▸ What you need to do: Collect each line of the entries that holds the string "examples".

Collected data entries
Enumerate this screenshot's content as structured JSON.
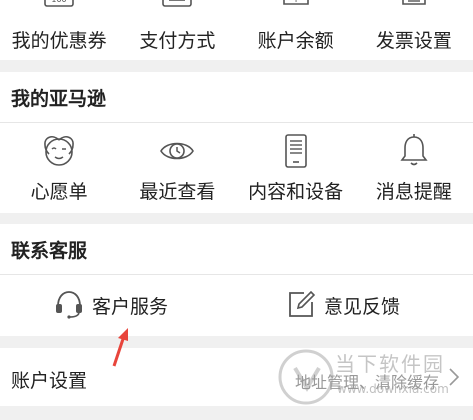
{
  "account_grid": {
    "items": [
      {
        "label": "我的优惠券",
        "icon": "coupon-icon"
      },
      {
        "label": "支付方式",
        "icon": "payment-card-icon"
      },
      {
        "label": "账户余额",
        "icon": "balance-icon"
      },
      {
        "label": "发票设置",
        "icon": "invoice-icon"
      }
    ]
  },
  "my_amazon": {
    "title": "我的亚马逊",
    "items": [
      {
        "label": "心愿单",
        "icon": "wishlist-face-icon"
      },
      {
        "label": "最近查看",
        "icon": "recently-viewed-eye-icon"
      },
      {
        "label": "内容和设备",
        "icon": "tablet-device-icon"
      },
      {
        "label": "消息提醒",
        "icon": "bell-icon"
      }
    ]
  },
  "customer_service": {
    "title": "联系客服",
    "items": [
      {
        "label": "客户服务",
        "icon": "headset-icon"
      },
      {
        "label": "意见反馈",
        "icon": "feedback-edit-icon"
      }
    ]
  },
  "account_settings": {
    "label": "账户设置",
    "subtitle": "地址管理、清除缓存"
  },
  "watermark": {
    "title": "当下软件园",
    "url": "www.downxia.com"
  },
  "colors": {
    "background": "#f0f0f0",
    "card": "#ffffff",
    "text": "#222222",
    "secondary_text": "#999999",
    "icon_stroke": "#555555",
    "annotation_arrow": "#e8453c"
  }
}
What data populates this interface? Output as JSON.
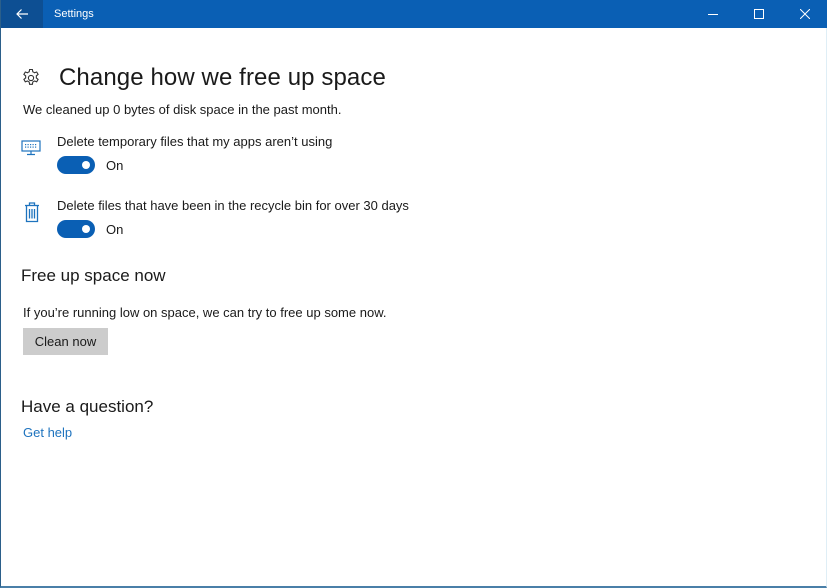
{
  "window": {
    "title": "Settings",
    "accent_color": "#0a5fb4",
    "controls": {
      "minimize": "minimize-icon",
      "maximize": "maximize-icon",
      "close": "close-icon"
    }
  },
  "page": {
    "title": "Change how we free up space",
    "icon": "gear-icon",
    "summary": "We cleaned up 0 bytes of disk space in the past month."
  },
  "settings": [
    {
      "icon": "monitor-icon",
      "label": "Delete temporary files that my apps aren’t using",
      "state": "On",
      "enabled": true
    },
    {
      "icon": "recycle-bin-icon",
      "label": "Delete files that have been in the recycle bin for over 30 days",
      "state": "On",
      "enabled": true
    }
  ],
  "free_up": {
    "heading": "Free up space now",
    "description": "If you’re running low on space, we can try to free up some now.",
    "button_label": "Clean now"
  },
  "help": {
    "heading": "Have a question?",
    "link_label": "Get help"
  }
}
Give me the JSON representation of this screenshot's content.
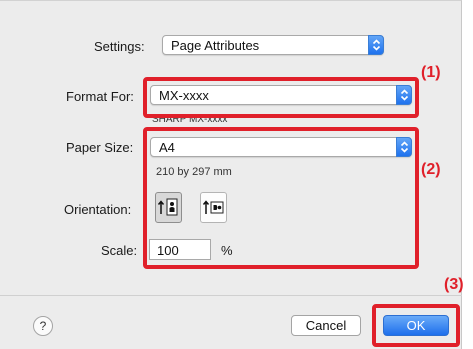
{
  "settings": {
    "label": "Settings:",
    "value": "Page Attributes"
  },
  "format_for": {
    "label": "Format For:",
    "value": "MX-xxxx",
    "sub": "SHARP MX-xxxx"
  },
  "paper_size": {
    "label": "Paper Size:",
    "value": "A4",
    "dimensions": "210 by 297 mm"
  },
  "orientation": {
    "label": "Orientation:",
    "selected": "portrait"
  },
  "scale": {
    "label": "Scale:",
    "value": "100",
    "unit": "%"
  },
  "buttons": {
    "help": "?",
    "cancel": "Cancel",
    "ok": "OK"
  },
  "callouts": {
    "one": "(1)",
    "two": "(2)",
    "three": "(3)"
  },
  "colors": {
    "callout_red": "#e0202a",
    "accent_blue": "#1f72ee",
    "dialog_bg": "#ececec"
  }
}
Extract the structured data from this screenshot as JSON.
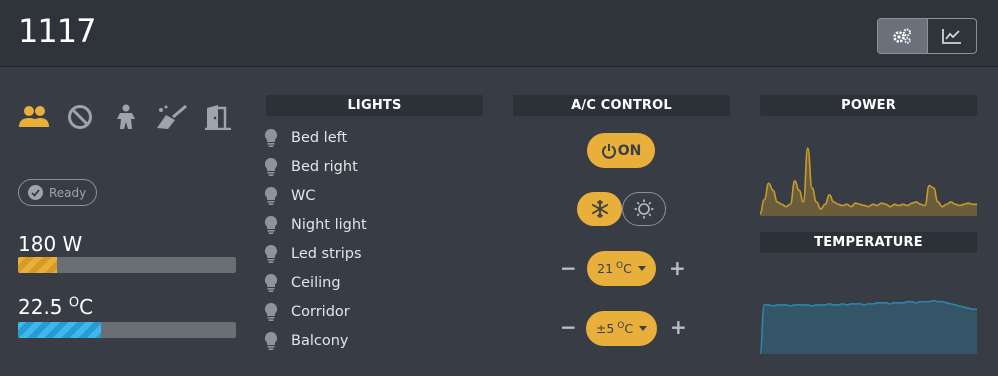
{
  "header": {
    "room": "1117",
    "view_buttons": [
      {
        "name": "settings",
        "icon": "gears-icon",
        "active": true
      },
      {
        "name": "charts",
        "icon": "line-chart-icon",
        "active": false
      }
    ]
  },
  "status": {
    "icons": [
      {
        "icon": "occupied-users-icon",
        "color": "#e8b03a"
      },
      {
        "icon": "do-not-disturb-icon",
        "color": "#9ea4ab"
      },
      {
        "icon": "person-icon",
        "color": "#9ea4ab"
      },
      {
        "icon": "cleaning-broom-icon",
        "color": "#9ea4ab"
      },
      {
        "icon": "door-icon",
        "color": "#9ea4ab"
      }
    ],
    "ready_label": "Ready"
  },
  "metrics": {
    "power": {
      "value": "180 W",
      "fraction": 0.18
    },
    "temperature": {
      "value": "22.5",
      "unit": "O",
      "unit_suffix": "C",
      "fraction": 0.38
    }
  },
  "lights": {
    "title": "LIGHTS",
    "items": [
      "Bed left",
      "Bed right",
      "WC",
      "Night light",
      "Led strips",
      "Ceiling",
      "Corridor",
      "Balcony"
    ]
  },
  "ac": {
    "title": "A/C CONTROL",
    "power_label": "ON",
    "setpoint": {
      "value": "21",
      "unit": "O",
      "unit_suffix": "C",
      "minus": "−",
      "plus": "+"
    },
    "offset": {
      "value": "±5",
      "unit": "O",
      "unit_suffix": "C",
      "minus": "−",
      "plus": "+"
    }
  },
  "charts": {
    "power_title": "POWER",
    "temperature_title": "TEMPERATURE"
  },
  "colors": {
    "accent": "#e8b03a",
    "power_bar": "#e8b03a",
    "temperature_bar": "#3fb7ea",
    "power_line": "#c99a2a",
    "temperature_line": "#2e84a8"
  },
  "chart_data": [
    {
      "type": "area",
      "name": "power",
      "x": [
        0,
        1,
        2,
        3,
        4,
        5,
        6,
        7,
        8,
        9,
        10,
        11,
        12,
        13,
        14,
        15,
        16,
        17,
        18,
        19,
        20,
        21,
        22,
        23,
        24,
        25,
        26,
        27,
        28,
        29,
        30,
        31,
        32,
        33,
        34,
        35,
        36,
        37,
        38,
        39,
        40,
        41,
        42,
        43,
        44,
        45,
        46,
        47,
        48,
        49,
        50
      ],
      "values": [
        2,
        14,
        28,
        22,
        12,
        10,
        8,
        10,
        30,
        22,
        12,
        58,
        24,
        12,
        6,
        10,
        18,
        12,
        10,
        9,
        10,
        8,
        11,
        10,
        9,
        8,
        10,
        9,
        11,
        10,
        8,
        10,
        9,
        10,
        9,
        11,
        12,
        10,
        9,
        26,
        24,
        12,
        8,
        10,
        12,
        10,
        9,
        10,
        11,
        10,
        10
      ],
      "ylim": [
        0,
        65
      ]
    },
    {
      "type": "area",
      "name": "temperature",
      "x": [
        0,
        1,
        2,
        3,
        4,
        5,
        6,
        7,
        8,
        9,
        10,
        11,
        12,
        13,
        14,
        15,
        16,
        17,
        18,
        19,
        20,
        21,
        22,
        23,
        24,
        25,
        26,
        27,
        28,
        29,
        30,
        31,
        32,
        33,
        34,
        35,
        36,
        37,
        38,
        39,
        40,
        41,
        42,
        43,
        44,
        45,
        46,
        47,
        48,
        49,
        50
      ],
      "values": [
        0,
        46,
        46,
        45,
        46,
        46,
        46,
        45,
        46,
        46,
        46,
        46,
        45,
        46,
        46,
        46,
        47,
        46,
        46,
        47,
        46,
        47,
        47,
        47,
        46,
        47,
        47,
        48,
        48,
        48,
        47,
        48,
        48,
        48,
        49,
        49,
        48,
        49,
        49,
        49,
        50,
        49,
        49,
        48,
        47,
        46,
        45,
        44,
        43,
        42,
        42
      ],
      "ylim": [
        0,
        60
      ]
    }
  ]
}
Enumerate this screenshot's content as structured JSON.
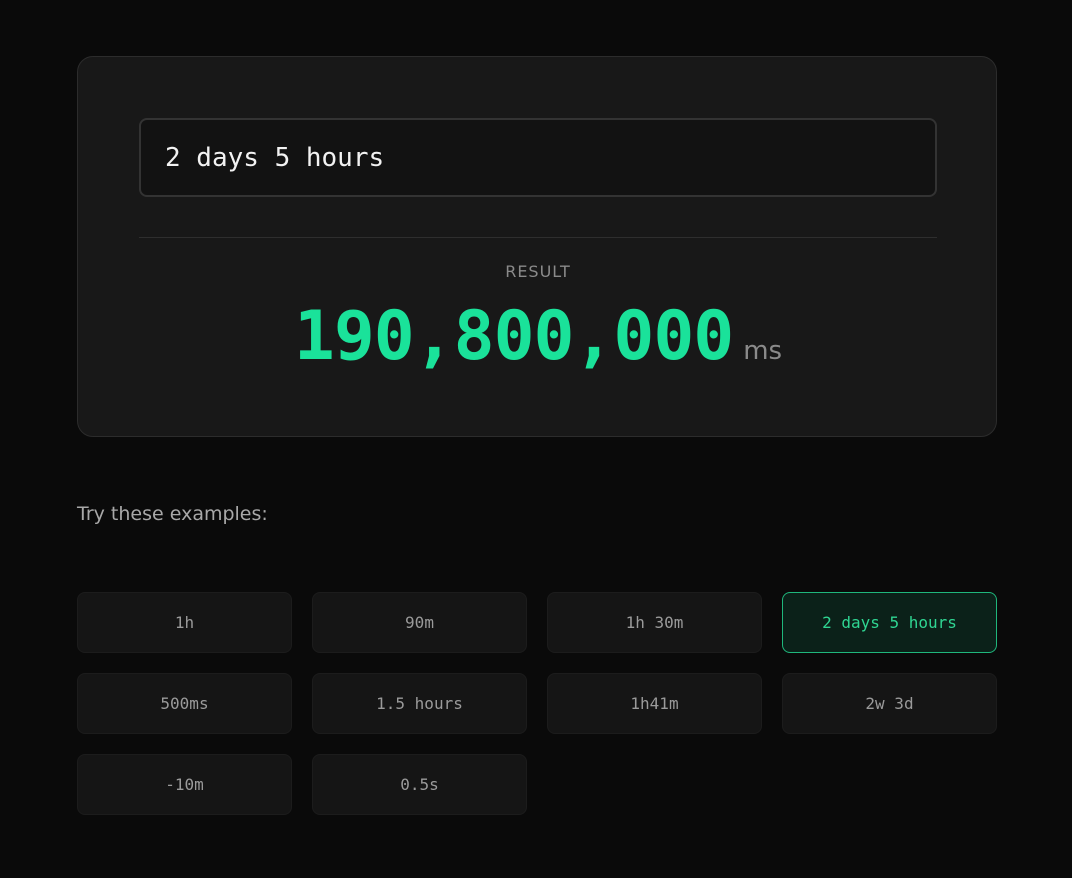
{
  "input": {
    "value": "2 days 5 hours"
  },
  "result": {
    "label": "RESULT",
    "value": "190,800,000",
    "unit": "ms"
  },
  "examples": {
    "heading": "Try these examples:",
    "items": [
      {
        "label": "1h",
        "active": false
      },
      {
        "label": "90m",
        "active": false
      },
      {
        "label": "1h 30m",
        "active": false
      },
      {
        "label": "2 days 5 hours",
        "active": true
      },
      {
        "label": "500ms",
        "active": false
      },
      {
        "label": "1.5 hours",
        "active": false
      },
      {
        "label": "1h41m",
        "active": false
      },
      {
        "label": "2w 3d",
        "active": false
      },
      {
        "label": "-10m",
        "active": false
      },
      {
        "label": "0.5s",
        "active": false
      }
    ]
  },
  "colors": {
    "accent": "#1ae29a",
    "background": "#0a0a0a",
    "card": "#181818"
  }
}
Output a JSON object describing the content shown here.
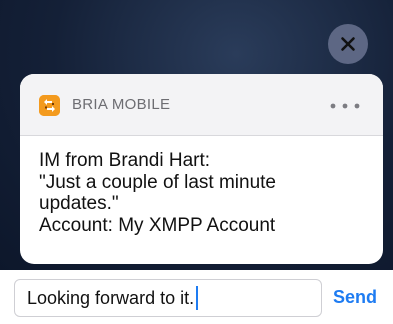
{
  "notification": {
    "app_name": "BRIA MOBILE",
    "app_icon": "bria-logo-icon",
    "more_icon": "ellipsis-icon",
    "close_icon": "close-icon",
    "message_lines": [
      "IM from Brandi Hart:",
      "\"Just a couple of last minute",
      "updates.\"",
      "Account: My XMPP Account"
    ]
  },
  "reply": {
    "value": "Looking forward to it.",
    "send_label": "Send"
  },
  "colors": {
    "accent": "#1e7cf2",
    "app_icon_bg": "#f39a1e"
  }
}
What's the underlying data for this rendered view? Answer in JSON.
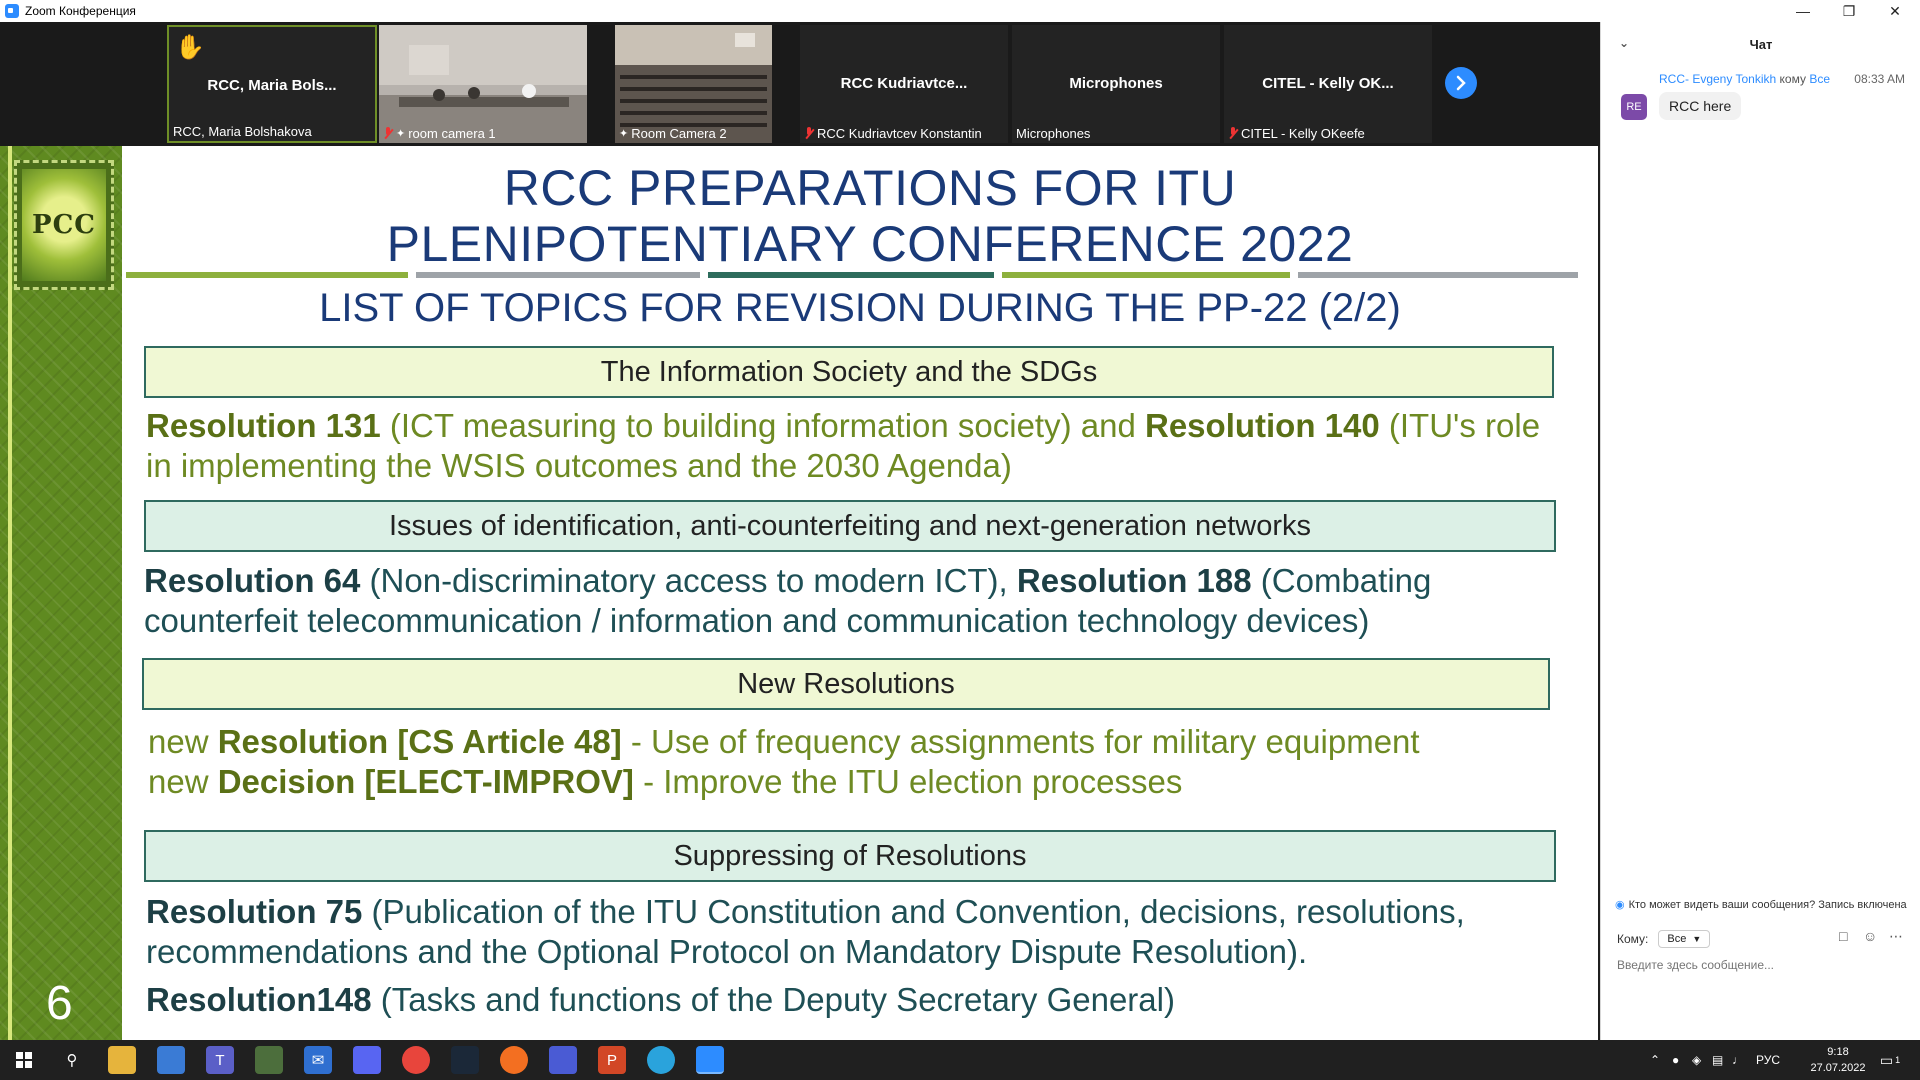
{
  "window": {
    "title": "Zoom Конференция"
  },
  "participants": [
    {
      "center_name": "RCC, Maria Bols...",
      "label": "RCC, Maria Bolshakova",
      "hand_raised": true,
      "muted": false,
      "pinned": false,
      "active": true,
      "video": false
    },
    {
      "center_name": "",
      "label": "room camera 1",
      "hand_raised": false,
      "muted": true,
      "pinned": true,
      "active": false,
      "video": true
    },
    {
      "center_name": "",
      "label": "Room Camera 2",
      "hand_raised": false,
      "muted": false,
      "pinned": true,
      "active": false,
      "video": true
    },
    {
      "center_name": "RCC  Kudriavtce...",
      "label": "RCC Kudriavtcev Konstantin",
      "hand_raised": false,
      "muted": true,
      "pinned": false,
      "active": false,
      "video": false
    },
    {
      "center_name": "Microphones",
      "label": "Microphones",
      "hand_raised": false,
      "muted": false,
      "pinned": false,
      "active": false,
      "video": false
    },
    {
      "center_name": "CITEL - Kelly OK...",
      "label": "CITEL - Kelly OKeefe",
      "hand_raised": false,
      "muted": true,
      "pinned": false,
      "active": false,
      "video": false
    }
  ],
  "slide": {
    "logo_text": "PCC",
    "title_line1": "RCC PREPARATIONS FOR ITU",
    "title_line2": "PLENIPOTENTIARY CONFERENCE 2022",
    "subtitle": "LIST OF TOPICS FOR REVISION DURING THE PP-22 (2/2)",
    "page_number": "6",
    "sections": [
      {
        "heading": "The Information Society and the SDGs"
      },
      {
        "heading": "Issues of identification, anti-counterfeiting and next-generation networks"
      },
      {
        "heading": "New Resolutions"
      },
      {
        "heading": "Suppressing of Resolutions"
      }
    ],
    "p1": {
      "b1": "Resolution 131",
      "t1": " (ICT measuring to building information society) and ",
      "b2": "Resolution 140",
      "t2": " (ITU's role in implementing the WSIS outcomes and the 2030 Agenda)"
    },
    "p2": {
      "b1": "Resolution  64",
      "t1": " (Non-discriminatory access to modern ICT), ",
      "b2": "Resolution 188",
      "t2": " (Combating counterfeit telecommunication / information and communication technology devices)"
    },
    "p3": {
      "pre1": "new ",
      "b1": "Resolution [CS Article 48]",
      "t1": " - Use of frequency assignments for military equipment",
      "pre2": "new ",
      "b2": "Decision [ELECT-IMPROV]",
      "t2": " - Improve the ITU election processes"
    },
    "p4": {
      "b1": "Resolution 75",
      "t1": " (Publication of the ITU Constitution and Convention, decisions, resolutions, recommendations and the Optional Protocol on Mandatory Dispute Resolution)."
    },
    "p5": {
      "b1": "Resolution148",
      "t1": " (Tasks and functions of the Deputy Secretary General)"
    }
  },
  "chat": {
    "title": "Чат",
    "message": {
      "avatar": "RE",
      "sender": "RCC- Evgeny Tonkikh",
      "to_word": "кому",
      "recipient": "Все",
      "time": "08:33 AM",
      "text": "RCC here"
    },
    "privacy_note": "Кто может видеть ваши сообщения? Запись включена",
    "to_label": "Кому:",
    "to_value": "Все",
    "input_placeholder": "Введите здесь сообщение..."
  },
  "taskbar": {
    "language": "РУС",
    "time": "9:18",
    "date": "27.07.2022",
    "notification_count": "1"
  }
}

▸ Worked solution:
  "examples": {
    "heading": "Try these examples:",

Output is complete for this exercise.